- Required work -
Without its pictures, the listing below is to be transcribed exactly.
Material shown START
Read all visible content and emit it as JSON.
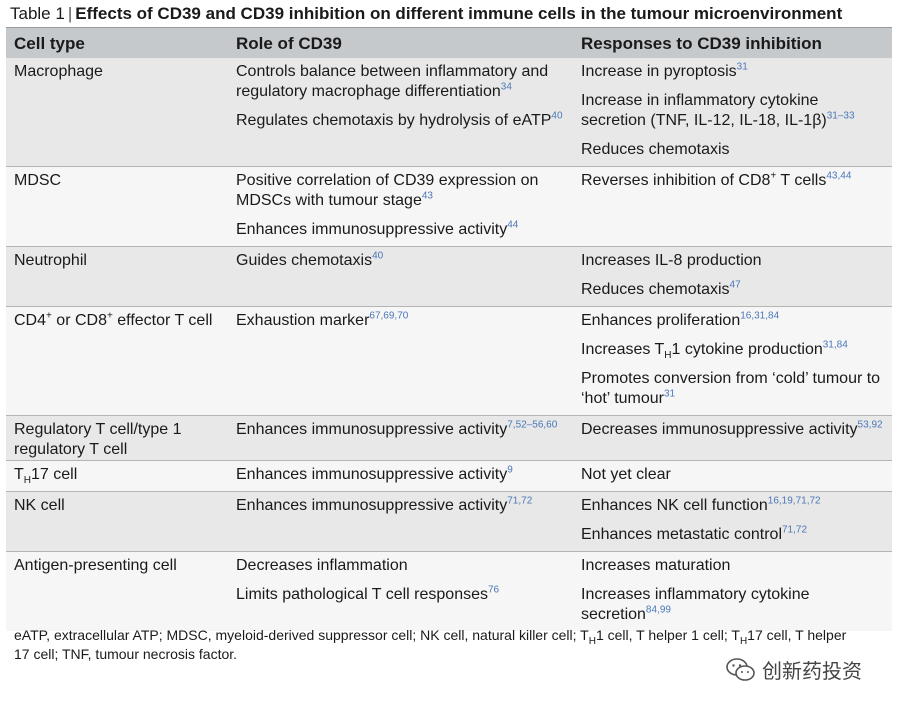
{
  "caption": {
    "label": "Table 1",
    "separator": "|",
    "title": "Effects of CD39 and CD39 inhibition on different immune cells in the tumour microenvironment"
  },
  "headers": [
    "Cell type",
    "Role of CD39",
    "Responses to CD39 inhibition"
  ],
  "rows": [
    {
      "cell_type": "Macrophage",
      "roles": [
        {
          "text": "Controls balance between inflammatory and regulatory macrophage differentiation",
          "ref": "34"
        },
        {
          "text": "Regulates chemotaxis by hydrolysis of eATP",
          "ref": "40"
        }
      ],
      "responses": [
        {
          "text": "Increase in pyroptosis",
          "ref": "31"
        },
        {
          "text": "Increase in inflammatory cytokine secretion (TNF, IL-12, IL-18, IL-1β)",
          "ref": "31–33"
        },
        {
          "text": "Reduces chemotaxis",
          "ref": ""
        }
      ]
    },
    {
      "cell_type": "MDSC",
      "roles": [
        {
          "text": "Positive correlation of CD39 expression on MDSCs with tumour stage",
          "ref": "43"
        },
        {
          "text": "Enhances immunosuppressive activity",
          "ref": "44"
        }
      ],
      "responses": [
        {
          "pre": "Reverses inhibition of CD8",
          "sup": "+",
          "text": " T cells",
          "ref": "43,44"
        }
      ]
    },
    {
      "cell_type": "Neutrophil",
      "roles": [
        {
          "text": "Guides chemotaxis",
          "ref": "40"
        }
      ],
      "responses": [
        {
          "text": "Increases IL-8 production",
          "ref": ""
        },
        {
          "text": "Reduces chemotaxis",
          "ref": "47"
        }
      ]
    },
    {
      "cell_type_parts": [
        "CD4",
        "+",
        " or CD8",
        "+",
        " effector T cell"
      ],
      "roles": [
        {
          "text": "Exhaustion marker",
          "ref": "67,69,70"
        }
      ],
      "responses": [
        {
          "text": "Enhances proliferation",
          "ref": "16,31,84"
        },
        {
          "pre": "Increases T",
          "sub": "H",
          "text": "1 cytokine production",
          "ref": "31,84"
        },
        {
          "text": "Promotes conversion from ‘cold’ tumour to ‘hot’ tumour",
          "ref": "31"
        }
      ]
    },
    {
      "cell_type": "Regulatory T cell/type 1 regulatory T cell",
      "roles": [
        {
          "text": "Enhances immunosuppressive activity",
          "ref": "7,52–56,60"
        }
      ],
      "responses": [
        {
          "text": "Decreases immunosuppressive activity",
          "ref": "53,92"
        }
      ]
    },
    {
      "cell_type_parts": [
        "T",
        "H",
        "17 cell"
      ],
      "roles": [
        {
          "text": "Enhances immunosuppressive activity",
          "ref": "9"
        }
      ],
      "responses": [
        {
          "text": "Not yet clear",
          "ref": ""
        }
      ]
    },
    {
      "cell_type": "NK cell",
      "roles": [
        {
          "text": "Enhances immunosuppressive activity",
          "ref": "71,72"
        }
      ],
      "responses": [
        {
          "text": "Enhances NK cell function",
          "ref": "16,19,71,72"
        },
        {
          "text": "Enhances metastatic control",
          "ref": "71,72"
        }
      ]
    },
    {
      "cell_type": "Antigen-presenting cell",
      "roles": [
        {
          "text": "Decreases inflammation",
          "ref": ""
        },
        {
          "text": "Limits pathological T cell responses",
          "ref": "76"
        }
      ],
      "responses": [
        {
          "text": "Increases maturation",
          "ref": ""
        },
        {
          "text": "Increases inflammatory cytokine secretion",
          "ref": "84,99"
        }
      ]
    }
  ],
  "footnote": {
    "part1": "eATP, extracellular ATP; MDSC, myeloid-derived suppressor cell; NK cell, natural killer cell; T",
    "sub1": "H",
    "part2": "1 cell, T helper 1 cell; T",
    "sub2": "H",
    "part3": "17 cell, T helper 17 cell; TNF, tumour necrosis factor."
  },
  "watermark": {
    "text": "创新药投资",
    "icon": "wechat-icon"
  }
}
Material shown END
- Answer to this exercise -
Read all visible content and emit it as JSON.
{
  "caption": {
    "label": "Table 1",
    "separator": "|",
    "title": "Effects of CD39 and CD39 inhibition on different immune cells in the tumour microenvironment"
  },
  "headers": [
    "Cell type",
    "Role of CD39",
    "Responses to CD39 inhibition"
  ],
  "rows": [
    {
      "cell_type": "Macrophage",
      "roles": [
        {
          "text": "Controls balance between inflammatory and regulatory macrophage differentiation",
          "ref": "34"
        },
        {
          "text": "Regulates chemotaxis by hydrolysis of eATP",
          "ref": "40"
        }
      ],
      "responses": [
        {
          "text": "Increase in pyroptosis",
          "ref": "31"
        },
        {
          "text": "Increase in inflammatory cytokine secretion (TNF, IL-12, IL-18, IL-1β)",
          "ref": "31–33"
        },
        {
          "text": "Reduces chemotaxis",
          "ref": ""
        }
      ]
    },
    {
      "cell_type": "MDSC",
      "roles": [
        {
          "text": "Positive correlation of CD39 expression on MDSCs with tumour stage",
          "ref": "43"
        },
        {
          "text": "Enhances immunosuppressive activity",
          "ref": "44"
        }
      ],
      "responses": [
        {
          "pre": "Reverses inhibition of CD8",
          "sup": "+",
          "text": " T cells",
          "ref": "43,44"
        }
      ]
    },
    {
      "cell_type": "Neutrophil",
      "roles": [
        {
          "text": "Guides chemotaxis",
          "ref": "40"
        }
      ],
      "responses": [
        {
          "text": "Increases IL-8 production",
          "ref": ""
        },
        {
          "text": "Reduces chemotaxis",
          "ref": "47"
        }
      ]
    },
    {
      "cell_type_parts": [
        "CD4",
        "+",
        " or CD8",
        "+",
        " effector T cell"
      ],
      "roles": [
        {
          "text": "Exhaustion marker",
          "ref": "67,69,70"
        }
      ],
      "responses": [
        {
          "text": "Enhances proliferation",
          "ref": "16,31,84"
        },
        {
          "pre": "Increases T",
          "sub": "H",
          "text": "1 cytokine production",
          "ref": "31,84"
        },
        {
          "text": "Promotes conversion from ‘cold’ tumour to ‘hot’ tumour",
          "ref": "31"
        }
      ]
    },
    {
      "cell_type": "Regulatory T cell/type 1 regulatory T cell",
      "roles": [
        {
          "text": "Enhances immunosuppressive activity",
          "ref": "7,52–56,60"
        }
      ],
      "responses": [
        {
          "text": "Decreases immunosuppressive activity",
          "ref": "53,92"
        }
      ]
    },
    {
      "cell_type_parts": [
        "T",
        "H",
        "17 cell"
      ],
      "roles": [
        {
          "text": "Enhances immunosuppressive activity",
          "ref": "9"
        }
      ],
      "responses": [
        {
          "text": "Not yet clear",
          "ref": ""
        }
      ]
    },
    {
      "cell_type": "NK cell",
      "roles": [
        {
          "text": "Enhances immunosuppressive activity",
          "ref": "71,72"
        }
      ],
      "responses": [
        {
          "text": "Enhances NK cell function",
          "ref": "16,19,71,72"
        },
        {
          "text": "Enhances metastatic control",
          "ref": "71,72"
        }
      ]
    },
    {
      "cell_type": "Antigen-presenting cell",
      "roles": [
        {
          "text": "Decreases inflammation",
          "ref": ""
        },
        {
          "text": "Limits pathological T cell responses",
          "ref": "76"
        }
      ],
      "responses": [
        {
          "text": "Increases maturation",
          "ref": ""
        },
        {
          "text": "Increases inflammatory cytokine secretion",
          "ref": "84,99"
        }
      ]
    }
  ],
  "footnote": {
    "part1": "eATP, extracellular ATP; MDSC, myeloid-derived suppressor cell; NK cell, natural killer cell; T",
    "sub1": "H",
    "part2": "1 cell, T helper 1 cell; T",
    "sub2": "H",
    "part3": "17 cell, T helper 17 cell; TNF, tumour necrosis factor."
  },
  "watermark": {
    "text": "创新药投资",
    "icon": "wechat-icon"
  }
}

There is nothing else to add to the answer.